- What the exercise asks -
In the data below, find every line with the string "derivatives" and pull it out.

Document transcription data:
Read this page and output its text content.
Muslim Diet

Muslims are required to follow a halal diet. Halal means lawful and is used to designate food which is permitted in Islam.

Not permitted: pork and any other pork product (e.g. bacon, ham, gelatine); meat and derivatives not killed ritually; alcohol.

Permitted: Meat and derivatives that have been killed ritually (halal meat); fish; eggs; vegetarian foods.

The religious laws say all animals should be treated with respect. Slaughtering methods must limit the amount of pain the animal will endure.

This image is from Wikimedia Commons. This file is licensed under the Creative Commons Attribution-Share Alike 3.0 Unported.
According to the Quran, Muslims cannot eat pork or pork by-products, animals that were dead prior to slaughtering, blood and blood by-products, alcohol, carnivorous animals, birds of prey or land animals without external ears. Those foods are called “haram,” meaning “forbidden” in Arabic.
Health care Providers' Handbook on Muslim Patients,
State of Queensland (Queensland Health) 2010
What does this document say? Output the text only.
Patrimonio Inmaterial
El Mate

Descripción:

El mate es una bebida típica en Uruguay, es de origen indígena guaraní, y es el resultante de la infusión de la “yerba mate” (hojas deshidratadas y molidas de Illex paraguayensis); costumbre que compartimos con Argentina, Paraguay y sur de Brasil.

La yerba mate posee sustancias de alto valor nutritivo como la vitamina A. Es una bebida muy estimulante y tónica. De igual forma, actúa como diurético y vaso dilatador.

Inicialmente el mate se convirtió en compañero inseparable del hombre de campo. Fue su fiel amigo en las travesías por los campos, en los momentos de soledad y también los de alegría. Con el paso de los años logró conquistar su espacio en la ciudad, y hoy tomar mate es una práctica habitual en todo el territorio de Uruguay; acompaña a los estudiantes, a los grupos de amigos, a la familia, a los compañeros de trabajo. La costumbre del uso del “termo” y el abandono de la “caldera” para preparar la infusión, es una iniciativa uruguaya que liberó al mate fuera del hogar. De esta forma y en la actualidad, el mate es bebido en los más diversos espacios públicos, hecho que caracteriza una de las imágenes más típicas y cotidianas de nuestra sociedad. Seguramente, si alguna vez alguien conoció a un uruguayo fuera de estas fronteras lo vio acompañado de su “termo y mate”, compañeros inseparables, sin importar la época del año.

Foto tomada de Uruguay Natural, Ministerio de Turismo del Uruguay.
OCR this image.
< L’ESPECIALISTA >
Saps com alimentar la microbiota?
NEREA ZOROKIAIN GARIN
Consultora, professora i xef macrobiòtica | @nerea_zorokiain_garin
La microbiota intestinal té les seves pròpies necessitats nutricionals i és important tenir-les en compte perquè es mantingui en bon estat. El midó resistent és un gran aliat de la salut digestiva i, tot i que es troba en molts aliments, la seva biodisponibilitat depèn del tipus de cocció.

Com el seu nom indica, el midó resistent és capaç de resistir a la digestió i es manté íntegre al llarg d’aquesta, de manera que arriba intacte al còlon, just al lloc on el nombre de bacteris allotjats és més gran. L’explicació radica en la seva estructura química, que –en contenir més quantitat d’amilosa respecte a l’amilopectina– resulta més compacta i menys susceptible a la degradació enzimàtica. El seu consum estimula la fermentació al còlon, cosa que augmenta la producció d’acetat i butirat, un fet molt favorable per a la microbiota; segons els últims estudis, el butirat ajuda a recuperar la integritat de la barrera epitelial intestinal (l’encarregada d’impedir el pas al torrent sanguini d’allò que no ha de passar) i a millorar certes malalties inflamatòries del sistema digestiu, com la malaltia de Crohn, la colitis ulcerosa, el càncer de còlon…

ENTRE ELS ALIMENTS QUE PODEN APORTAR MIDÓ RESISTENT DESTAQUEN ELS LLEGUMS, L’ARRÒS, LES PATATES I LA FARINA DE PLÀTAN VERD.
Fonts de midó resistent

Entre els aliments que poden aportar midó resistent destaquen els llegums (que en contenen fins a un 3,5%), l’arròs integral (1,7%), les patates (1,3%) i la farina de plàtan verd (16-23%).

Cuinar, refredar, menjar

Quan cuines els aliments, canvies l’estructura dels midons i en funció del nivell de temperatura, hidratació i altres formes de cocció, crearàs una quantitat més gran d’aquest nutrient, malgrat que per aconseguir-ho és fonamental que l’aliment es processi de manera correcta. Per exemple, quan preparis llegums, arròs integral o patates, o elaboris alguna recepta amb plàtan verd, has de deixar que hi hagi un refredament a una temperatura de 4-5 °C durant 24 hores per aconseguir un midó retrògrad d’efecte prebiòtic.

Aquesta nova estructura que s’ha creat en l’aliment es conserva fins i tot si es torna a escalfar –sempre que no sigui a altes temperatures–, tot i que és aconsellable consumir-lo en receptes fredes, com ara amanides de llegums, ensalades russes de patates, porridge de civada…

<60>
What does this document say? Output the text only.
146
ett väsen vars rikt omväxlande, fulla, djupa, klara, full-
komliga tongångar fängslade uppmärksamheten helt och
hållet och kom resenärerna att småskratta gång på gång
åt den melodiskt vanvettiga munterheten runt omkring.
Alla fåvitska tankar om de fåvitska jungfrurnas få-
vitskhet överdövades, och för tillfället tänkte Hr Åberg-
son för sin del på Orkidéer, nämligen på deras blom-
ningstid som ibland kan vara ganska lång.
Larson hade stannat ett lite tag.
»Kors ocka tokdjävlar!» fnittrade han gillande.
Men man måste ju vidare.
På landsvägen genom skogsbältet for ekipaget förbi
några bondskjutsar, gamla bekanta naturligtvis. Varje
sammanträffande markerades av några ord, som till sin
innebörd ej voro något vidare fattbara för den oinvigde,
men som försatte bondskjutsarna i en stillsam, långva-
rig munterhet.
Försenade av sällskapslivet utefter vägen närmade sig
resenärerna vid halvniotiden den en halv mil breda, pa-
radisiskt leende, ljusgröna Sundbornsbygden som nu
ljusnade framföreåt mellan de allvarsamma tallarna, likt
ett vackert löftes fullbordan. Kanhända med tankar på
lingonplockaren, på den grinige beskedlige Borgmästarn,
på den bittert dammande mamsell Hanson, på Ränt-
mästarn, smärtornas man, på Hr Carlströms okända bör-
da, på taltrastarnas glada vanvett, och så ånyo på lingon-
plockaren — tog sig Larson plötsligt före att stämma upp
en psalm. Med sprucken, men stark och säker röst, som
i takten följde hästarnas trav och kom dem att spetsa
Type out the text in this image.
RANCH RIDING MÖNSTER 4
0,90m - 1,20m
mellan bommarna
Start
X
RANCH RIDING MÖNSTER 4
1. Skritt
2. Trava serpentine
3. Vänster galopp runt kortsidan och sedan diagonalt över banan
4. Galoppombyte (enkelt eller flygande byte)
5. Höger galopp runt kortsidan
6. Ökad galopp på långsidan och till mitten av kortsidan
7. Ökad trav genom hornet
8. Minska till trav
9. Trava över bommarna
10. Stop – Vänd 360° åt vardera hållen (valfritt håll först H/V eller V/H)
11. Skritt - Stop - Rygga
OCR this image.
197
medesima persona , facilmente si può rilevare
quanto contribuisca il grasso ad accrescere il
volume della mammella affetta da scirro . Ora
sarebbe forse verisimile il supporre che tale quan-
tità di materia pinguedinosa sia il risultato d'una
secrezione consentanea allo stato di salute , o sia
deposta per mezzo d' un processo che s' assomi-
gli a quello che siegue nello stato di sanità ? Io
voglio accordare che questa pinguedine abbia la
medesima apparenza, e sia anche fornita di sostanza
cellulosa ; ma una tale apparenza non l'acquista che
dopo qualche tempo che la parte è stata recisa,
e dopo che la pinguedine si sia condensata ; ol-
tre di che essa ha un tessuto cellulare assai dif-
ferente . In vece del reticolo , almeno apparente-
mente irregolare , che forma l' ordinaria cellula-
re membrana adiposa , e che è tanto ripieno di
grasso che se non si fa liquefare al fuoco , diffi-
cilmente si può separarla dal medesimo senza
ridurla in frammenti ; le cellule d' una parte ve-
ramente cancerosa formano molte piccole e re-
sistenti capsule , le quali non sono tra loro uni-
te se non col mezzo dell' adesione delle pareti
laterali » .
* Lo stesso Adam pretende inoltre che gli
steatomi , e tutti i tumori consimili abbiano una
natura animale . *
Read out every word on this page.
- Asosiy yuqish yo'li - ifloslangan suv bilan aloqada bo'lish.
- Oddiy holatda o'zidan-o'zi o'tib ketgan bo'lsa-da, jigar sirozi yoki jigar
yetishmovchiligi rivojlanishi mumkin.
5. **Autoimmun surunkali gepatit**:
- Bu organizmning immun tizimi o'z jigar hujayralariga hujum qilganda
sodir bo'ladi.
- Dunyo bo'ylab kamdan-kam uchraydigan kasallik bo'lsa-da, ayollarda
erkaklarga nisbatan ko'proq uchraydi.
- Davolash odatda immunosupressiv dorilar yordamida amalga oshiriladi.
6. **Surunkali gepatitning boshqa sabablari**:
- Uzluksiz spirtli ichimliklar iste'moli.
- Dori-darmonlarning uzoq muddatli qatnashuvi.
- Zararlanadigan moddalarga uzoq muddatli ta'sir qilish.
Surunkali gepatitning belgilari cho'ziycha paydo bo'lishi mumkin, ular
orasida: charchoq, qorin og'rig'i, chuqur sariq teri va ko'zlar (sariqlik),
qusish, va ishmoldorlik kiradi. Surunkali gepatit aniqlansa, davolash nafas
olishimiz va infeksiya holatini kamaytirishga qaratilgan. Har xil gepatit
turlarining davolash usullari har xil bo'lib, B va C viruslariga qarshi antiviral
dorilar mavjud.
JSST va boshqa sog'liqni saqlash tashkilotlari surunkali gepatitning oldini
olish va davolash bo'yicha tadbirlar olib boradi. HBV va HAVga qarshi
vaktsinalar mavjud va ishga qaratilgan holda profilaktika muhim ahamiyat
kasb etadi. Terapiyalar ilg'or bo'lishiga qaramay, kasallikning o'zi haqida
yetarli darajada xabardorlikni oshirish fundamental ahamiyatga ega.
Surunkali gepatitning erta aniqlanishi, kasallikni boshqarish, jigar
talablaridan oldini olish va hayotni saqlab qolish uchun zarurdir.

- Task output -
Not permitted: pork and any other pork product (e.g. bacon, ham, gelatine); meat and derivatives not killed ritually; alcohol.
Permitted: Meat and derivatives that have been killed ritually (halal meat); fish; eggs; vegetarian foods.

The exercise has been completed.